◆ Supplied data:

··········

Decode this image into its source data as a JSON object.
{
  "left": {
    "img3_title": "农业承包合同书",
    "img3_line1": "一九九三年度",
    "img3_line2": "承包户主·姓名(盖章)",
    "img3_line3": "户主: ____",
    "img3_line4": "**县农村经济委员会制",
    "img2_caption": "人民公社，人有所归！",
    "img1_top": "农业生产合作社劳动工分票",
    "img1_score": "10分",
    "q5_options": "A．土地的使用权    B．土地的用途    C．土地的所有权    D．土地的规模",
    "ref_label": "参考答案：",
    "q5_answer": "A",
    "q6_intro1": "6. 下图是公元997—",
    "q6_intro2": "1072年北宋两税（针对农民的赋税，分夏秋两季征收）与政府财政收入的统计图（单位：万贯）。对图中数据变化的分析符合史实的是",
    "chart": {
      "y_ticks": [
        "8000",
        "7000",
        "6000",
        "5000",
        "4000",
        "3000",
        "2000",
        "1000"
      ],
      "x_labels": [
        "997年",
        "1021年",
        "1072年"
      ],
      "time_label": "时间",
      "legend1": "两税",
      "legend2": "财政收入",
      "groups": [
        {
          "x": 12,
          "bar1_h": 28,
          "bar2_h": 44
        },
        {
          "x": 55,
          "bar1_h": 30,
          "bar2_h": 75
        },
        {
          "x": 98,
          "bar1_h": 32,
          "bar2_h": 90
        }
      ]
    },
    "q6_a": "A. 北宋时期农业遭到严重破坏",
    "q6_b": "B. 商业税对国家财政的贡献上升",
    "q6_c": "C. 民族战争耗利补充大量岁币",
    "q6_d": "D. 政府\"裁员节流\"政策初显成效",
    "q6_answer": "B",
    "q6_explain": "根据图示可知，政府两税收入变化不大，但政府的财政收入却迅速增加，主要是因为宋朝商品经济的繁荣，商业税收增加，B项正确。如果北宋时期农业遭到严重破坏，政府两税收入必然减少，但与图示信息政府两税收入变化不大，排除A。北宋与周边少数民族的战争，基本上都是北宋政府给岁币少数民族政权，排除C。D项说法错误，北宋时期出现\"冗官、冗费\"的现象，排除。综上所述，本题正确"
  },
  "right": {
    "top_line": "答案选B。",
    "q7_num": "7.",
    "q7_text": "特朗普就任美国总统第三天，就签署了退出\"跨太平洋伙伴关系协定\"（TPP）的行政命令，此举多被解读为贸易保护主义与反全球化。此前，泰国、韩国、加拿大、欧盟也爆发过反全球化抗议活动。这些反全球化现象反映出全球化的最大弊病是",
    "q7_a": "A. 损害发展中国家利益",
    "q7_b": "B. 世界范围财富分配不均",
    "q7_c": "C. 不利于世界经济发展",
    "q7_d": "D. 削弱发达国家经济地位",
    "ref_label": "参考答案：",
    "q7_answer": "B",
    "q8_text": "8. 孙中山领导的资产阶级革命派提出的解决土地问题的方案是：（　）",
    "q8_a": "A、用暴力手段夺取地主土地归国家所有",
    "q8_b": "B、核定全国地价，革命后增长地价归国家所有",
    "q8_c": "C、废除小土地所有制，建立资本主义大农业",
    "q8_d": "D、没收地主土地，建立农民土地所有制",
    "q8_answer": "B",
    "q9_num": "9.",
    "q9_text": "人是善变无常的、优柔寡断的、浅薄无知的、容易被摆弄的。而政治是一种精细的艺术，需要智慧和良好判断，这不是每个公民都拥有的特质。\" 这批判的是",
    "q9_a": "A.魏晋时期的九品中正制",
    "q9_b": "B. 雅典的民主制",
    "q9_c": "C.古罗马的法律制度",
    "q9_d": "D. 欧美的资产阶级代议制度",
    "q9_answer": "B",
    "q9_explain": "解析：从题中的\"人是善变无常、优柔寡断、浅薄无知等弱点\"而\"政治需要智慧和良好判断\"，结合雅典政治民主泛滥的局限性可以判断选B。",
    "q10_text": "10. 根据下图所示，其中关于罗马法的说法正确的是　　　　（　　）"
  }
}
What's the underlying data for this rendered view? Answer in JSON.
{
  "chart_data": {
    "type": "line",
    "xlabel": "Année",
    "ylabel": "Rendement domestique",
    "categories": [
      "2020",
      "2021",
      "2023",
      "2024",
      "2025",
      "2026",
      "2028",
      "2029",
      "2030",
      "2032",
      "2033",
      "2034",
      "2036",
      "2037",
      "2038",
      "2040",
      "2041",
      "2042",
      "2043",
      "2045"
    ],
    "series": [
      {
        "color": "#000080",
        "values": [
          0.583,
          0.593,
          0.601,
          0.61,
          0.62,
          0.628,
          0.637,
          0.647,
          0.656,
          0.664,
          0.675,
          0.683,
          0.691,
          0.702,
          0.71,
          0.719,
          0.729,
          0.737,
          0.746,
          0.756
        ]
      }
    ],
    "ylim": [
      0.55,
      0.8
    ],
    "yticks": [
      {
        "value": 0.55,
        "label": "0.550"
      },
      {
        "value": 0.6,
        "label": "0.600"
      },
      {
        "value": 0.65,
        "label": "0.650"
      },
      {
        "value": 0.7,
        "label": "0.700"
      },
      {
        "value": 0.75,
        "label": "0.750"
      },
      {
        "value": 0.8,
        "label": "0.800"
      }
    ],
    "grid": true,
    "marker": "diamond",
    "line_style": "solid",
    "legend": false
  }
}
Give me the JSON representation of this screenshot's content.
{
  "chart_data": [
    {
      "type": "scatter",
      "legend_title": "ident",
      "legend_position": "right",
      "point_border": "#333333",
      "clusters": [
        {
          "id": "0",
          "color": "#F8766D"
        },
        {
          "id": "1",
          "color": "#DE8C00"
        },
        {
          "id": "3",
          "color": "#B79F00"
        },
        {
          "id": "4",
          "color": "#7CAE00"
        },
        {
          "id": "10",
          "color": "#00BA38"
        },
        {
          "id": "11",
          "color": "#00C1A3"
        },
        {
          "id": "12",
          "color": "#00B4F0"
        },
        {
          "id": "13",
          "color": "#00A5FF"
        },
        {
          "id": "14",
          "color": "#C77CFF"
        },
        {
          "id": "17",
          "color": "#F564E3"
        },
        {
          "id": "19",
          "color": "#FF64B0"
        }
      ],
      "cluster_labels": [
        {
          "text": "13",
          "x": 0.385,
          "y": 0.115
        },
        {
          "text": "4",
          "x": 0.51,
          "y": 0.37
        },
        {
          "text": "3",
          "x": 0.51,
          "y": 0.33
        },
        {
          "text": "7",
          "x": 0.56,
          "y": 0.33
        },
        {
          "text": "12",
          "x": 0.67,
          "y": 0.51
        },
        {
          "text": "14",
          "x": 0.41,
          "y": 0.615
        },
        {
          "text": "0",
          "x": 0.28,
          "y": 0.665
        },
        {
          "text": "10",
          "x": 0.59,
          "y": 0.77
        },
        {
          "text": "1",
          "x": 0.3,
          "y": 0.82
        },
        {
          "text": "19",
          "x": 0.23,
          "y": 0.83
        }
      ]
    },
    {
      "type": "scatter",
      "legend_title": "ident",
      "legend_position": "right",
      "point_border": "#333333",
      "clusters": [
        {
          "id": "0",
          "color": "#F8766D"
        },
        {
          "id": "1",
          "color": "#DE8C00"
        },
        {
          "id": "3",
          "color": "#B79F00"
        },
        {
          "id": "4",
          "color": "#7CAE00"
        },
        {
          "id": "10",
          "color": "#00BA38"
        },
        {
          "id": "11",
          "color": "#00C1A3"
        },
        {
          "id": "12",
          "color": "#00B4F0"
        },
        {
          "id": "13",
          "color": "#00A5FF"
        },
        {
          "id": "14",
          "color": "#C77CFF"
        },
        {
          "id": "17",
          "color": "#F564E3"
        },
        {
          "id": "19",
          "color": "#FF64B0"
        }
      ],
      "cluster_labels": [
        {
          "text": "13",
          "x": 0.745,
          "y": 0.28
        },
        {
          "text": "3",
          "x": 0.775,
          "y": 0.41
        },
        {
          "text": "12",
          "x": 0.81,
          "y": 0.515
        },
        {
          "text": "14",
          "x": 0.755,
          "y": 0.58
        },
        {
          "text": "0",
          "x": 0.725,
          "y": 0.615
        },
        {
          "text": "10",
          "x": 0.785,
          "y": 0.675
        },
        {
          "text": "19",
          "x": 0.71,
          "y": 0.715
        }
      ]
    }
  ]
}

··········

◆ Problem: Select every line in the records above that contains the word "this".

◆ Answer for the task:
Decode this image into its source data as a JSON object.
What's the underlying data for this rendered view? Answer in JSON.
Give me the JSON representation of this screenshot's content.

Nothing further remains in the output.